*Directive*. Below are some entries. Return exactly the lines from the one with "What text is on this page?" through the final line, leaving out any pictures.

*Collected data entries*.
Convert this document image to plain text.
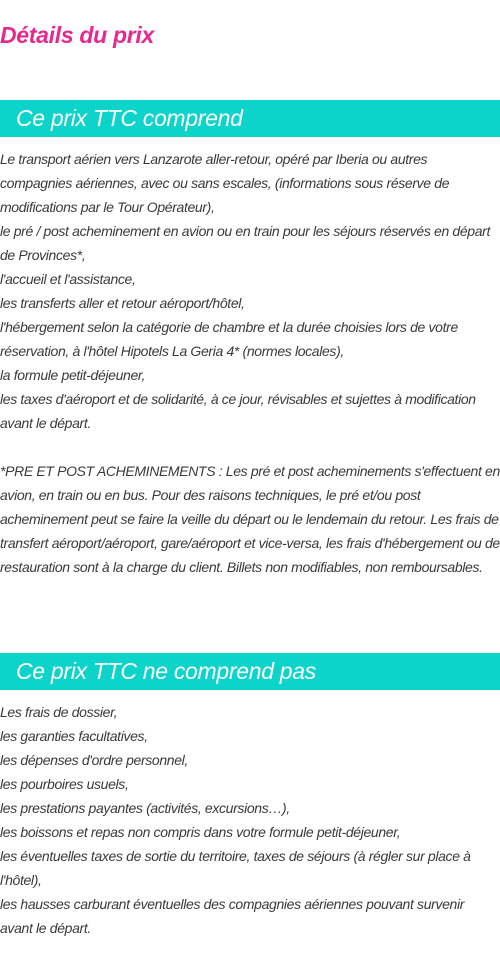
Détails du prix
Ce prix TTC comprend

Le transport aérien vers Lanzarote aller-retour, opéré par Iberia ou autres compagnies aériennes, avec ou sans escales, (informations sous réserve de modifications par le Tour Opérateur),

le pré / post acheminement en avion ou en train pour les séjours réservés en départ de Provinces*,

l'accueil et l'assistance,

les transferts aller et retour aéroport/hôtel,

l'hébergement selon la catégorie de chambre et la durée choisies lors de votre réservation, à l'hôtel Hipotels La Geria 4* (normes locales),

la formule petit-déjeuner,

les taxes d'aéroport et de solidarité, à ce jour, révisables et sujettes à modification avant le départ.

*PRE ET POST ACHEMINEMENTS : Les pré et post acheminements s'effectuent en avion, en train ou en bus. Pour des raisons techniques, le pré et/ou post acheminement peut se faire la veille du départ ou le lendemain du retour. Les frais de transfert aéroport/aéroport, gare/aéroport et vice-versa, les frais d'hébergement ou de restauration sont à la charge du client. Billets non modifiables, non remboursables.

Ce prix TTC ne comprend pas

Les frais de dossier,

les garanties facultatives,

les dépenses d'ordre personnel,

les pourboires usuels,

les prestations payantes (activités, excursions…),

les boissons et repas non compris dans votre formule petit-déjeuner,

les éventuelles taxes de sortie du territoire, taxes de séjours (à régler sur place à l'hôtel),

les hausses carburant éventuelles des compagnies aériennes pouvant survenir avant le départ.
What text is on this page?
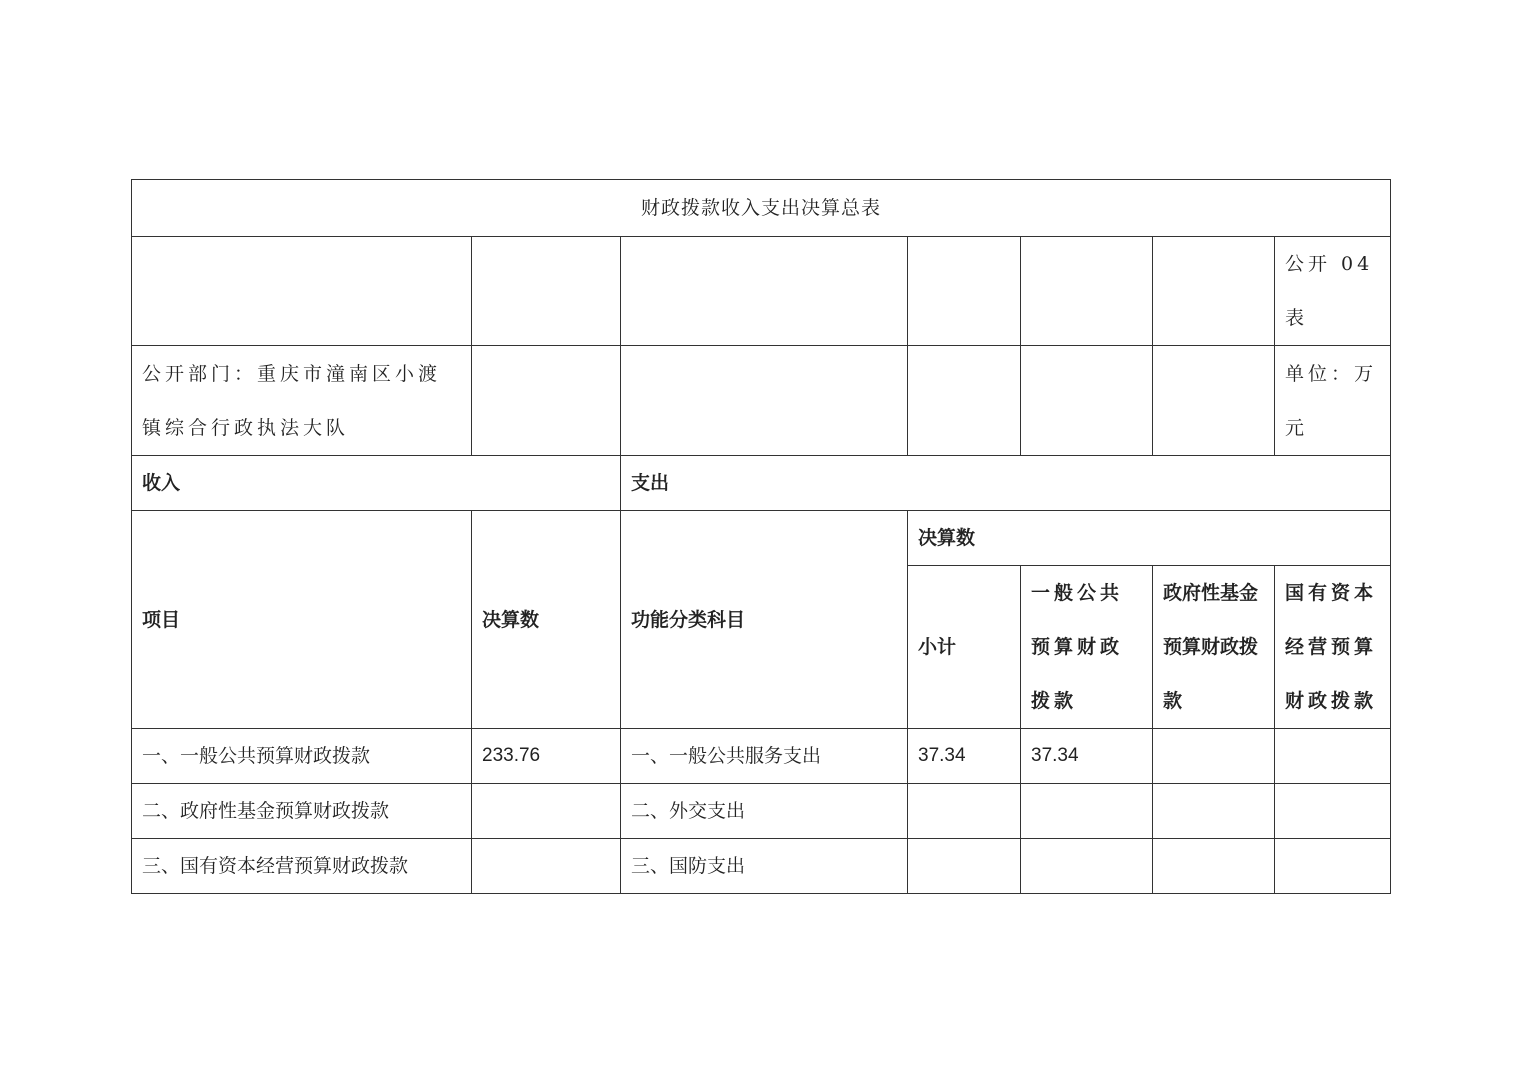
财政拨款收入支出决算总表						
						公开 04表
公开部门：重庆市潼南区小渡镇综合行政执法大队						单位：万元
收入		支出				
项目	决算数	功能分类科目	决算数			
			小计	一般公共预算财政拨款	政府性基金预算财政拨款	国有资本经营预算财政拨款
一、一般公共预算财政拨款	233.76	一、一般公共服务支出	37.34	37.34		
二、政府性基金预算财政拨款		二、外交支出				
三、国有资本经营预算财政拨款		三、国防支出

*Answer below*.
What text is on this page?
财政拨款收入支出决算总表						
						公开 04表
公开部门：重庆市潼南区小渡镇综合行政执法大队						单位：万元
收入		支出				
项目	决算数	功能分类科目	决算数			
			小计	一般公共预算财政拨款	政府性基金预算财政拨款	国有资本经营预算财政拨款
一、一般公共预算财政拨款	233.76	一、一般公共服务支出	37.34	37.34		
二、政府性基金预算财政拨款		二、外交支出				
三、国有资本经营预算财政拨款		三、国防支出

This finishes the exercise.